Sort through the entries below and pull out lines containing the word "andere".
--- TASK MATERIAL ---
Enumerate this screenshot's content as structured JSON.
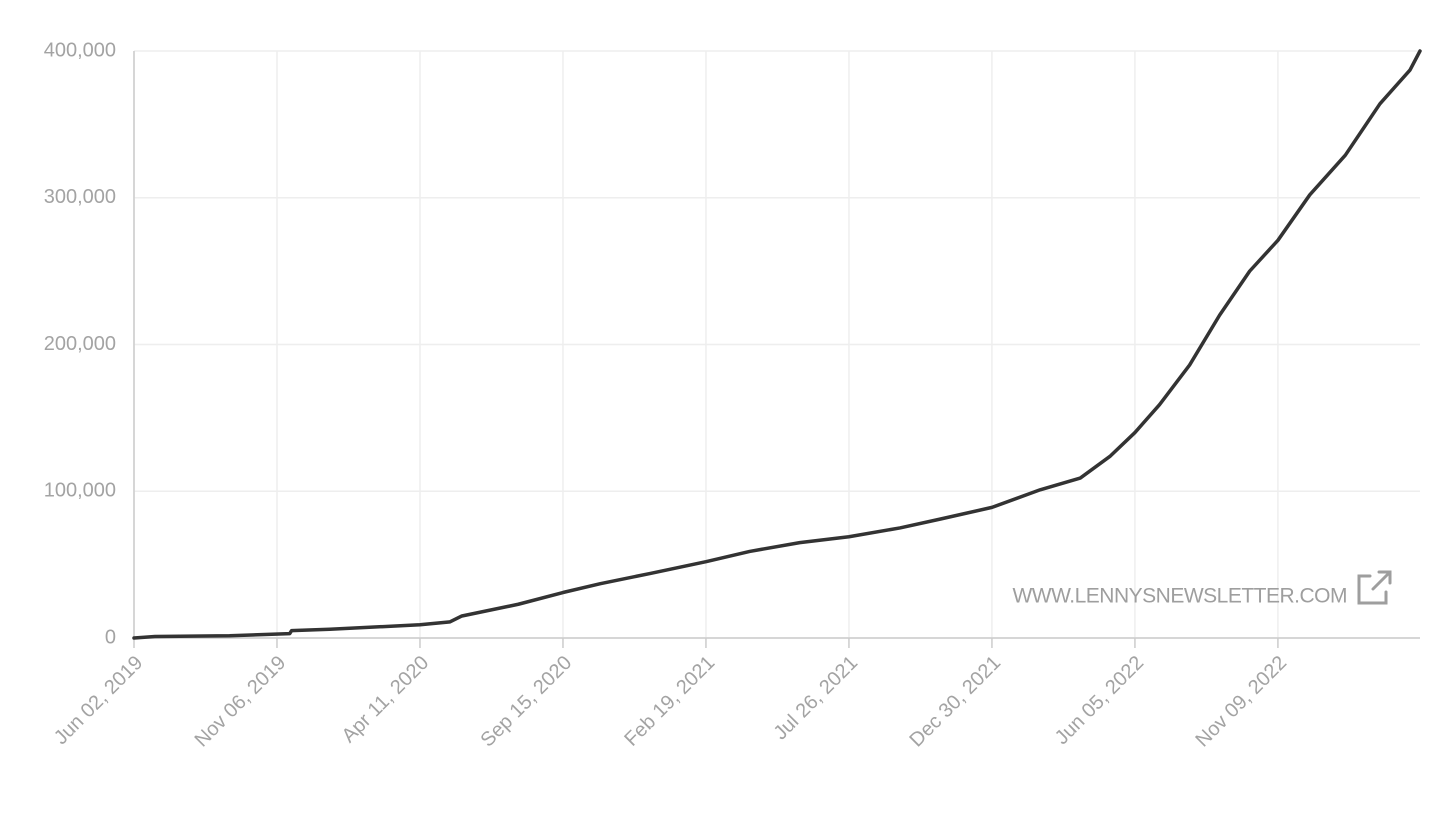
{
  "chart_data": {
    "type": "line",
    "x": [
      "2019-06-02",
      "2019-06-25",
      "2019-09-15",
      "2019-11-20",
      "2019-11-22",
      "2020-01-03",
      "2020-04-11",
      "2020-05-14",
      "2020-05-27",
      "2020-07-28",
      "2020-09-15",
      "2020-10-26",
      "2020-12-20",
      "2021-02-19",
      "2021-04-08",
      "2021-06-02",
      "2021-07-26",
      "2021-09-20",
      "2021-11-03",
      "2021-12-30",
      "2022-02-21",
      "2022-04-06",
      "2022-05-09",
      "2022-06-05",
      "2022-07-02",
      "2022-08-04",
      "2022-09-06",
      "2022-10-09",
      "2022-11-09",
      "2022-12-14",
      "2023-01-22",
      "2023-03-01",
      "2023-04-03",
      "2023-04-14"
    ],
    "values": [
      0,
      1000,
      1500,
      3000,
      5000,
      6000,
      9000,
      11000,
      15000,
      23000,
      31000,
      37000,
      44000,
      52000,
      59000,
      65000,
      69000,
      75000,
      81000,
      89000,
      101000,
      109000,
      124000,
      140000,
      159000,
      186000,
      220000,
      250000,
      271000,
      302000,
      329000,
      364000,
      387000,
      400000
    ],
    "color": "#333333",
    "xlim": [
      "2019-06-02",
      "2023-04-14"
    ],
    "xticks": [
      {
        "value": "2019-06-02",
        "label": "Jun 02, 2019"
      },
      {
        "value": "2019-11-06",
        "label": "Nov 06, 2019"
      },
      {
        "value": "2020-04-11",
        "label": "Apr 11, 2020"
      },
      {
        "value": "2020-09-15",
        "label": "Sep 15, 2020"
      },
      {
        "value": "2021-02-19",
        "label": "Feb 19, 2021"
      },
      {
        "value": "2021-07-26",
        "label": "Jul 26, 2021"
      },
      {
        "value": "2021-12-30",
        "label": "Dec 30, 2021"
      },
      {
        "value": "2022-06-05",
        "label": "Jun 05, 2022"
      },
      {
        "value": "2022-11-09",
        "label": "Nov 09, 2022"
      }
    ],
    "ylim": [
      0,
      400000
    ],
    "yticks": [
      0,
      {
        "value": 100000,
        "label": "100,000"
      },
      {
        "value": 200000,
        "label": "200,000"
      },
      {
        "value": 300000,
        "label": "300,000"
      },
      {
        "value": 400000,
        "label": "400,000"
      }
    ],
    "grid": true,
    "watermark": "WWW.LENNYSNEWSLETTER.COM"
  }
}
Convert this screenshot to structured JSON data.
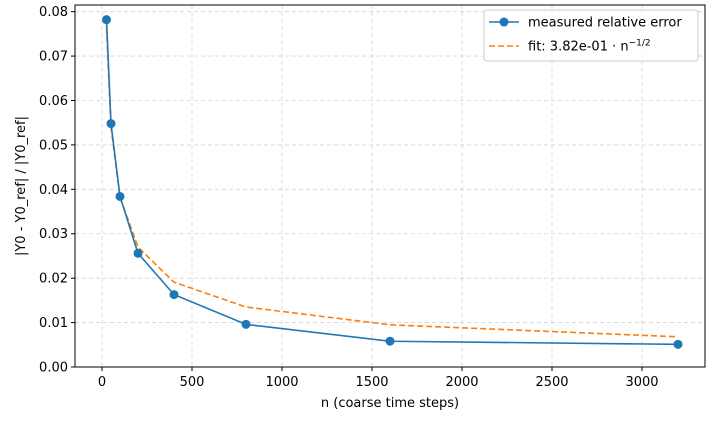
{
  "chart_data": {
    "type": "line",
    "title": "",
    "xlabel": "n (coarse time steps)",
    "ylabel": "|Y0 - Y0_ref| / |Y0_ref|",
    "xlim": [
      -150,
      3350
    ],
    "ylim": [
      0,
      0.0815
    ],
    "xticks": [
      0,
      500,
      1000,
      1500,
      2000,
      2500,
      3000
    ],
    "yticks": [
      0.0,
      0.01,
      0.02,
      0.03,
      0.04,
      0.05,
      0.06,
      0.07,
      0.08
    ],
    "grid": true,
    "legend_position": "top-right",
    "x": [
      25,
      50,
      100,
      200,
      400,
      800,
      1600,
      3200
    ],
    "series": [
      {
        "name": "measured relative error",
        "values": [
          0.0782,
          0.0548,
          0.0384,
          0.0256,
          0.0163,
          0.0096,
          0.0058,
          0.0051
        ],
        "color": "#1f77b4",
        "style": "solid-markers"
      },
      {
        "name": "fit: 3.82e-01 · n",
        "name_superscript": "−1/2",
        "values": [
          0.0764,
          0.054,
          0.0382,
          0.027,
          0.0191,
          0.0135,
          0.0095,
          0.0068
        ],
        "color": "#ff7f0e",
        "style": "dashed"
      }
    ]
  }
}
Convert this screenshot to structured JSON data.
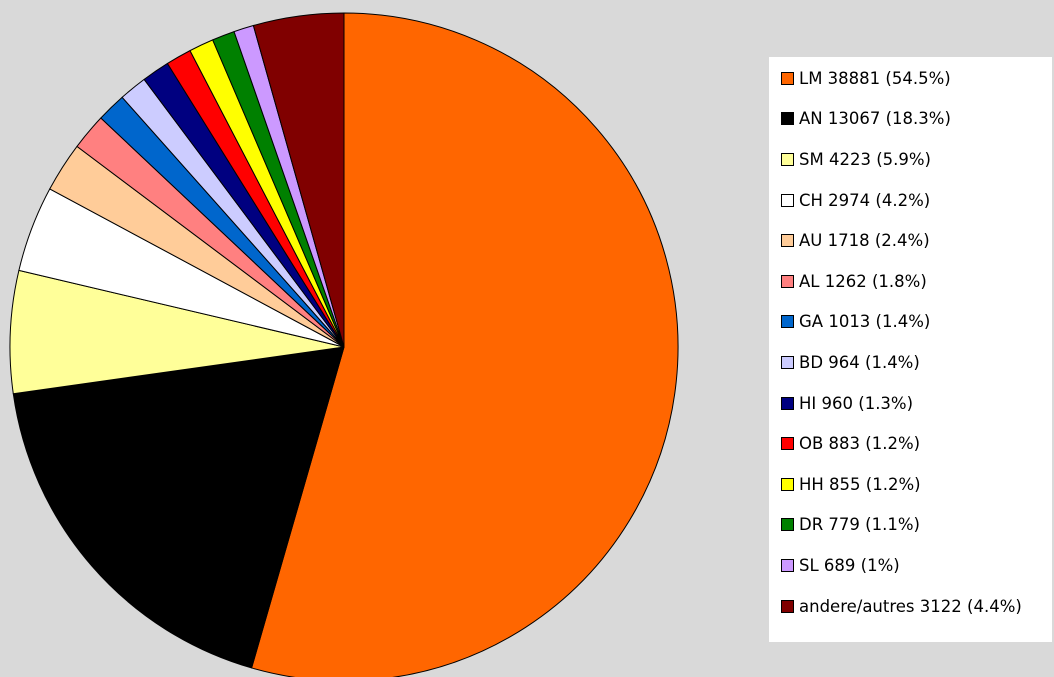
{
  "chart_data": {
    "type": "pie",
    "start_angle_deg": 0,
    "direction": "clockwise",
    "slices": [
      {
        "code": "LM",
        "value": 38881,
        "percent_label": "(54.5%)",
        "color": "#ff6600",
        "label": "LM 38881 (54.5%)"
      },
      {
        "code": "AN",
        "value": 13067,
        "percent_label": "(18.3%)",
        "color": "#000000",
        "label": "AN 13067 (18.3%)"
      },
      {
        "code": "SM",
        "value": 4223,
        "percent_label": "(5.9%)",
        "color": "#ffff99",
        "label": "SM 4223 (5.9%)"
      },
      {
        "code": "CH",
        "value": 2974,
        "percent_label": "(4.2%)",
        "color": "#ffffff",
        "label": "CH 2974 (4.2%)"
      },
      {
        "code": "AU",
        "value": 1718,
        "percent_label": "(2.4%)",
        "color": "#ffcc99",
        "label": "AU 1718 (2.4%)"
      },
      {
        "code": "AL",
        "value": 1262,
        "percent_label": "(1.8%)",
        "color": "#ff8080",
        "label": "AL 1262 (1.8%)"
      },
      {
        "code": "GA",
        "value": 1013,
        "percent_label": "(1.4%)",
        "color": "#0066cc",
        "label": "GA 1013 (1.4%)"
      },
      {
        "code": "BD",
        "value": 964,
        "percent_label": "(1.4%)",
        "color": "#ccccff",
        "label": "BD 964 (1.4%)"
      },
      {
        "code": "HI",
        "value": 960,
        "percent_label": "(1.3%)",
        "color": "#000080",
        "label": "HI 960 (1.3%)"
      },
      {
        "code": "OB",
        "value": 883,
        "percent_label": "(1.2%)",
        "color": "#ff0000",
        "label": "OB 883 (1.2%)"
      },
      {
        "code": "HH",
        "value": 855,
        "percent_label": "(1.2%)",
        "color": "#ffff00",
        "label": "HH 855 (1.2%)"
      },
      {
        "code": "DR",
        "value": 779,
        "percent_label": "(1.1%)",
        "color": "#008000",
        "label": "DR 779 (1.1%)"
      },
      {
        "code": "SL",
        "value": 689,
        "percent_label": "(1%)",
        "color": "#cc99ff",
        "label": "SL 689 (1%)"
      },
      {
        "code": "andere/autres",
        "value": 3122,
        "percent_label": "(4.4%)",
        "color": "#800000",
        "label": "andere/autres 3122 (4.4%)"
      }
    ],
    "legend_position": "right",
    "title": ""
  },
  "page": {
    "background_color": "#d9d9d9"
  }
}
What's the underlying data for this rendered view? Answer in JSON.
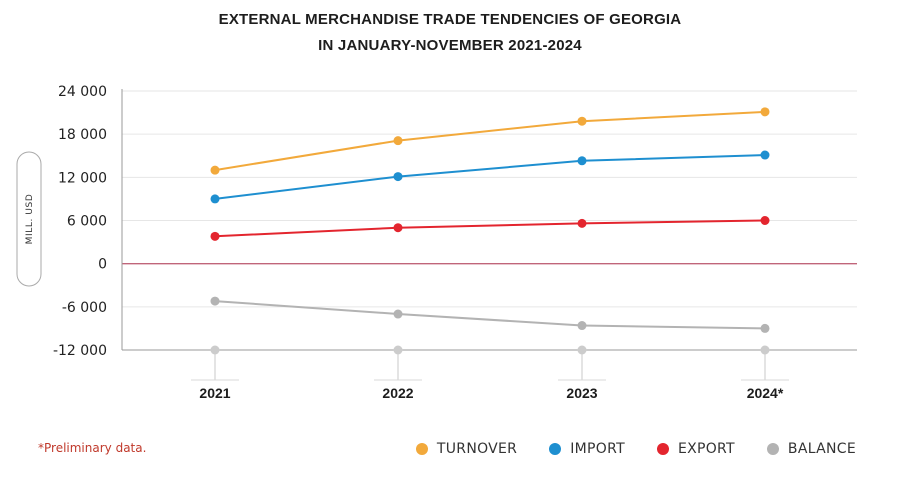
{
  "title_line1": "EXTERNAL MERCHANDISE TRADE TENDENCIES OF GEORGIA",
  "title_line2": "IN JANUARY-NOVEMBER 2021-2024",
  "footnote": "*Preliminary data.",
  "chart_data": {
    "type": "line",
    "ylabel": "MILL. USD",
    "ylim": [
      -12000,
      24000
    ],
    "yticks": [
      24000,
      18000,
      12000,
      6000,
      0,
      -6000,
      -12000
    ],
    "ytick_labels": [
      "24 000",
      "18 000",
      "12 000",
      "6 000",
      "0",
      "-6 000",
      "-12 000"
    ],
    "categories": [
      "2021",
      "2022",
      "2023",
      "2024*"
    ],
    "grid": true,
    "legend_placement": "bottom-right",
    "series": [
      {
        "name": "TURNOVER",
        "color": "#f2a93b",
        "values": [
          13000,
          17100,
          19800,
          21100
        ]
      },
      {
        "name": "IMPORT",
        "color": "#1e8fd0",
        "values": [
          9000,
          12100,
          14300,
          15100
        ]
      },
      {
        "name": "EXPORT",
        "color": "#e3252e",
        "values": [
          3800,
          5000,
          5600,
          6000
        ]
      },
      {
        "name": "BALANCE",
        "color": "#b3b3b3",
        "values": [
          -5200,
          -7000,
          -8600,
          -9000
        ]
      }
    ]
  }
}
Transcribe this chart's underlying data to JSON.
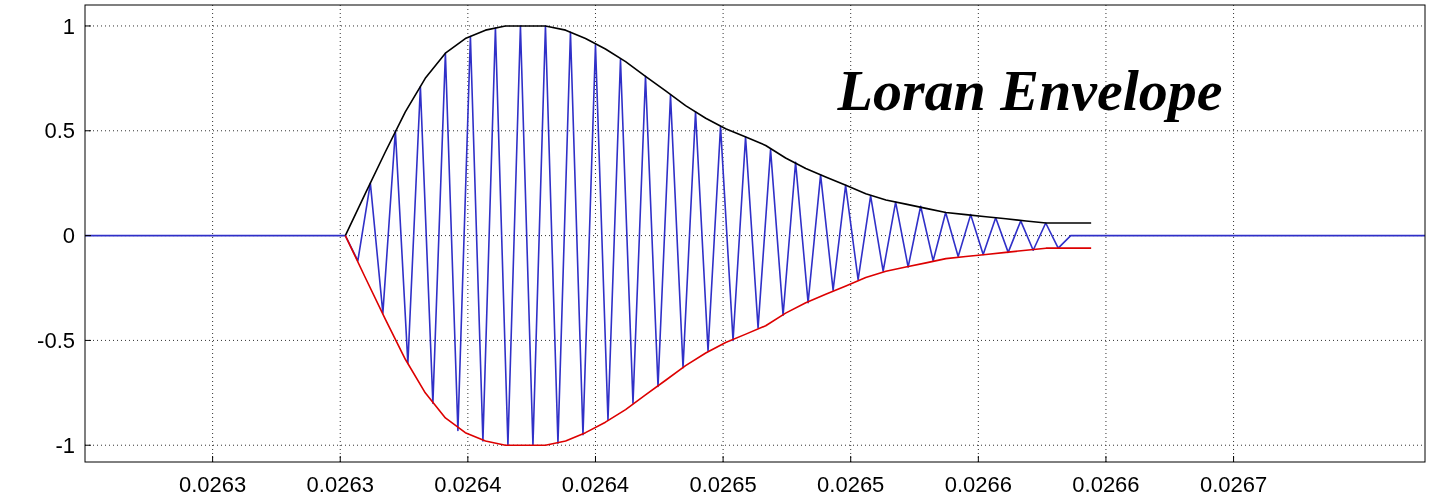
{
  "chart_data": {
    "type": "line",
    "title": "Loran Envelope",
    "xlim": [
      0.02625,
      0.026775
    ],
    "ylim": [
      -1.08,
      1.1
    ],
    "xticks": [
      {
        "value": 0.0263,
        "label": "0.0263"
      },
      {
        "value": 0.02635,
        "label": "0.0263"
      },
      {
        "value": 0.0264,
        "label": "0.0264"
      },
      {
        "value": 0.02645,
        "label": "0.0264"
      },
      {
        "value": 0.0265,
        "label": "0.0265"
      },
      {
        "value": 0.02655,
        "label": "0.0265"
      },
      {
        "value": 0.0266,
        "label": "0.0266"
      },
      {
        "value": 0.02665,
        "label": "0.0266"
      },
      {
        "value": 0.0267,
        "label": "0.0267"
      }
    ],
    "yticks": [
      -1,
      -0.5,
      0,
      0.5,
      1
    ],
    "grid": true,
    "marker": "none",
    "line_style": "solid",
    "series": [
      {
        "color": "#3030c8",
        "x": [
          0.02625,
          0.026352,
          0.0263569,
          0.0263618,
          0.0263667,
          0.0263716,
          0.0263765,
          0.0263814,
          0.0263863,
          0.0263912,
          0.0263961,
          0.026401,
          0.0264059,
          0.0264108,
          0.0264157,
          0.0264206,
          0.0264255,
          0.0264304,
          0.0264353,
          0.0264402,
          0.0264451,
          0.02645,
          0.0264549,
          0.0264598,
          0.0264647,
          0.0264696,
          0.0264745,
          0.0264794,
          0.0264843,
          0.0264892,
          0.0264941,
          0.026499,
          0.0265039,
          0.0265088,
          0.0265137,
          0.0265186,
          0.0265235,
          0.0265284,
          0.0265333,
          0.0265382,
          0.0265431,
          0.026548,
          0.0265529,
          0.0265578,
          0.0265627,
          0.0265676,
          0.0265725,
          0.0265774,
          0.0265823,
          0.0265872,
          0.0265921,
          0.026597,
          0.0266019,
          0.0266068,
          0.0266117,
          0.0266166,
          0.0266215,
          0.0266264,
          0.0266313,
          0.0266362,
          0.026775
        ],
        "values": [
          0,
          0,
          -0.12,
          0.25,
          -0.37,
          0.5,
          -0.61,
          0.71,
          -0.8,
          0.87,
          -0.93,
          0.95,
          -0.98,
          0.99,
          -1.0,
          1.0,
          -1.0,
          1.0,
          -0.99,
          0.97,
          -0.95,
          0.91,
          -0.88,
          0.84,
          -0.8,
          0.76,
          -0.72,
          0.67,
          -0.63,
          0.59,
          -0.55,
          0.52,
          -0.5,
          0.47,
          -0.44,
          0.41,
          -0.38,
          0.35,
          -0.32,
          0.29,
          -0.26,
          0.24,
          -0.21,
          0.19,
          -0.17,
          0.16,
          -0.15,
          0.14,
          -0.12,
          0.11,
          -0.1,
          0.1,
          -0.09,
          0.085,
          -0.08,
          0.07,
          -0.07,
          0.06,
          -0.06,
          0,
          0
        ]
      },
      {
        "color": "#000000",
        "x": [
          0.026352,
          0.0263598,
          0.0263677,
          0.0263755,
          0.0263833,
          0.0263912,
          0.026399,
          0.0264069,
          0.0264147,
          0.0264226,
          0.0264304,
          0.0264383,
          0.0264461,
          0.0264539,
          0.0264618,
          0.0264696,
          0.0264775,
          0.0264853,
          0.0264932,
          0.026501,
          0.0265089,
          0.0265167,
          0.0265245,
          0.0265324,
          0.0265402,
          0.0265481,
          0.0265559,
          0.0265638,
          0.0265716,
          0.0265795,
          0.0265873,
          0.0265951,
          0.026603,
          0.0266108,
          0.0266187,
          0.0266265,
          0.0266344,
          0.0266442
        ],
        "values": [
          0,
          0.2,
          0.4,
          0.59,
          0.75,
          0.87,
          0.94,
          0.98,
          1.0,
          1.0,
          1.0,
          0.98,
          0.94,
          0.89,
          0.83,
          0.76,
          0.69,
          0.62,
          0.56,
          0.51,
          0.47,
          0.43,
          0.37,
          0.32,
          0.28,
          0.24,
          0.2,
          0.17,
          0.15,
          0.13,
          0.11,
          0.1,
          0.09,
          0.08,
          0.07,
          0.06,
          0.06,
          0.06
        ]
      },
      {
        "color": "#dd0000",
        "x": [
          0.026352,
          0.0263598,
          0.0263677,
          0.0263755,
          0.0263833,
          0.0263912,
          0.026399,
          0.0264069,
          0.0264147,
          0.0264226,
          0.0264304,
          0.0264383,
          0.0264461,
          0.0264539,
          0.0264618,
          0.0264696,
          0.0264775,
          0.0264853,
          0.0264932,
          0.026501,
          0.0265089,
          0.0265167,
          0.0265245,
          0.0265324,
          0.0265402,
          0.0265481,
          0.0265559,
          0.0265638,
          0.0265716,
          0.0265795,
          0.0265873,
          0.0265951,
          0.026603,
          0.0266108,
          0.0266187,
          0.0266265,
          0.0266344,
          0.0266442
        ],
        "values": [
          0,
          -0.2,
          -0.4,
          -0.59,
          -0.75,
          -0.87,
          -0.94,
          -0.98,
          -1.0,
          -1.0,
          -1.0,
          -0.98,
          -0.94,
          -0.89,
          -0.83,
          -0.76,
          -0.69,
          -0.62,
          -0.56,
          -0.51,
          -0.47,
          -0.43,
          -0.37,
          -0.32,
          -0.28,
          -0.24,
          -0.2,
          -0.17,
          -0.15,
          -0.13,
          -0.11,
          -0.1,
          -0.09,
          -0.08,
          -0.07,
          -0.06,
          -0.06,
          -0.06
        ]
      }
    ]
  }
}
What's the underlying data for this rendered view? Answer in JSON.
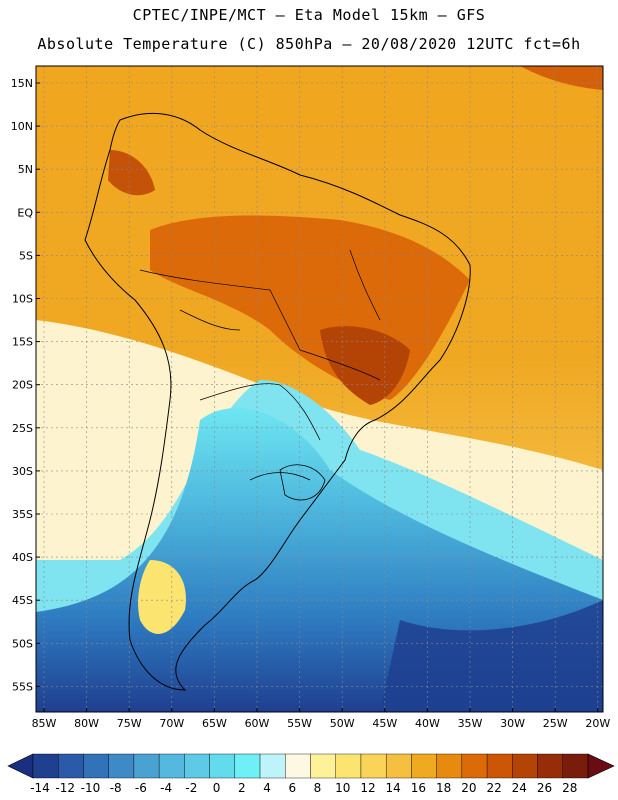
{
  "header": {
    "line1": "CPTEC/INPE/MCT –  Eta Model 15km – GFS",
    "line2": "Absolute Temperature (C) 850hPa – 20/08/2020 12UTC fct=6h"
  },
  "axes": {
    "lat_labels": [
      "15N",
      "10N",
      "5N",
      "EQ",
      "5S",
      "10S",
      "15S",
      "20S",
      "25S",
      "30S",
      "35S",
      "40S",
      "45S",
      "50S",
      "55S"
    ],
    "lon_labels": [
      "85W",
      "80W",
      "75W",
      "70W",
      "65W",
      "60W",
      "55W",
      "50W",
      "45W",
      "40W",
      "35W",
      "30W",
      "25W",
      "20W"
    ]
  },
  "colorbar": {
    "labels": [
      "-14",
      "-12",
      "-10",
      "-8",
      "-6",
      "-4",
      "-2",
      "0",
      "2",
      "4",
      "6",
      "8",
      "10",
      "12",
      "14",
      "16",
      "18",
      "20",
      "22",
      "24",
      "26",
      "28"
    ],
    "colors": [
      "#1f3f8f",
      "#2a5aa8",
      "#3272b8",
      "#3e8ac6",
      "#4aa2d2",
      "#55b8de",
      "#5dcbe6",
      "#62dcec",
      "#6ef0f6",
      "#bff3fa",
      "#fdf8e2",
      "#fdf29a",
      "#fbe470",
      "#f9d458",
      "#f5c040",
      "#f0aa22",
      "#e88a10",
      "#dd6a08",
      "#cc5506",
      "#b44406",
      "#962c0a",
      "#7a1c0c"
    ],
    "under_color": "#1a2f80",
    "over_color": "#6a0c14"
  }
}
---
### OUTPUT OF THE TASK
        "code": "andere/autres",
        "label": "andere/autres 3122 (4.4%)"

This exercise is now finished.